DATA LISTING -

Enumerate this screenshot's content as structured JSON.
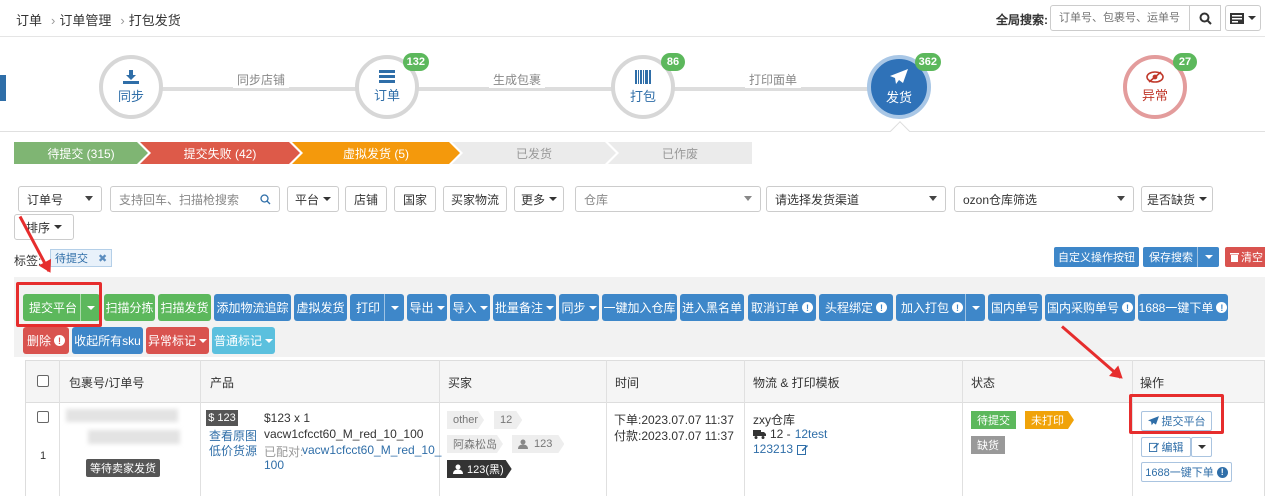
{
  "breadcrumb": [
    "订单",
    "订单管理",
    "打包发货"
  ],
  "global_search": {
    "label": "全局搜索:",
    "placeholder": "订单号、包裹号、运单号"
  },
  "flow": {
    "steps": [
      {
        "label": "同步",
        "badge": ""
      },
      {
        "label": "订单",
        "badge": "132"
      },
      {
        "label": "打包",
        "badge": "86"
      },
      {
        "label": "发货",
        "badge": "362"
      },
      {
        "label": "异常",
        "badge": "27"
      }
    ],
    "links": [
      "同步店铺",
      "生成包裹",
      "打印面单"
    ]
  },
  "status_tabs": [
    {
      "label": "待提交 (315)",
      "color": "#7fb573"
    },
    {
      "label": "提交失败 (42)",
      "color": "#dd5a49"
    },
    {
      "label": "虚拟发货 (5)",
      "color": "#f4990c"
    },
    {
      "label": "已发货",
      "color": "#ebebeb"
    },
    {
      "label": "已作废",
      "color": "#ebebeb"
    }
  ],
  "filters": {
    "order_no": "订单号",
    "scan_placeholder": "支持回车、扫描枪搜索",
    "platform": "平台",
    "shop": "店铺",
    "country": "国家",
    "buyer_logistics": "买家物流",
    "more": "更多",
    "warehouse": "仓库",
    "channel": "请选择发货渠道",
    "ozon": "ozon仓库筛选",
    "stockout": "是否缺货",
    "sort": "排序"
  },
  "tags": {
    "label": "标签:",
    "chip": "待提交",
    "chip_close": "✖"
  },
  "top_right_buttons": {
    "custom": "自定义操作按钮",
    "save_search": "保存搜索",
    "clear": "清空"
  },
  "actions": {
    "submit_platform": "提交平台",
    "scan_sort": "扫描分拣",
    "scan_ship": "扫描发货",
    "add_tracking": "添加物流追踪",
    "virtual_ship": "虚拟发货",
    "print": "打印",
    "export": "导出",
    "import": "导入",
    "batch_note": "批量备注",
    "sync": "同步",
    "add_warehouse": "一键加入仓库",
    "blacklist": "进入黑名单",
    "cancel_order": "取消订单",
    "head_bind": "头程绑定",
    "add_pack": "加入打包",
    "domestic_no": "国内单号",
    "domestic_purchase_no": "国内采购单号",
    "order_1688": "1688一键下单",
    "delete": "删除",
    "collapse_sku": "收起所有sku",
    "abnormal_mark": "异常标记",
    "normal_mark": "普通标记"
  },
  "table": {
    "headers": [
      "包裹号/订单号",
      "产品",
      "买家",
      "时间",
      "物流 & 打印模板",
      "状态",
      "操作"
    ],
    "row": {
      "index": "1",
      "waiting_label": "等待卖家发货",
      "price_badge": "$ 123",
      "view_image": "查看原图",
      "low_price": "低价货源",
      "qty": "$123 x 1",
      "sku": "vacw1cfcct60_M_red_10_100",
      "paired_label": "已配对:",
      "paired_sku": "vacw1cfcct60_M_red_10_",
      "paired_sku_tail": "100",
      "buyer_tag1": "other",
      "buyer_tag2": "12",
      "buyer_name": "阿森松岛",
      "buyer_num": "123",
      "buyer_black": "123(黑)",
      "order_time": "下单:2023.07.07 11:37",
      "pay_time": "付款:2023.07.07 11:37",
      "warehouse": "zxy仓库",
      "truck_num": "12 -",
      "logistic_link": "12test",
      "tracking": "123213",
      "status1": "待提交",
      "status2": "未打印",
      "status3": "缺货",
      "op_submit": "提交平台",
      "op_edit": "编辑",
      "op_1688": "1688一键下单"
    }
  }
}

SHORT PROBLEM -
Working from the entries above, return all lines that contain "color".

OUTPUT FOR THIS EXERCISE -
      "color": "#7fb573"
      "color": "#dd5a49"
      "color": "#f4990c"
      "color": "#ebebeb"
      "color": "#ebebeb"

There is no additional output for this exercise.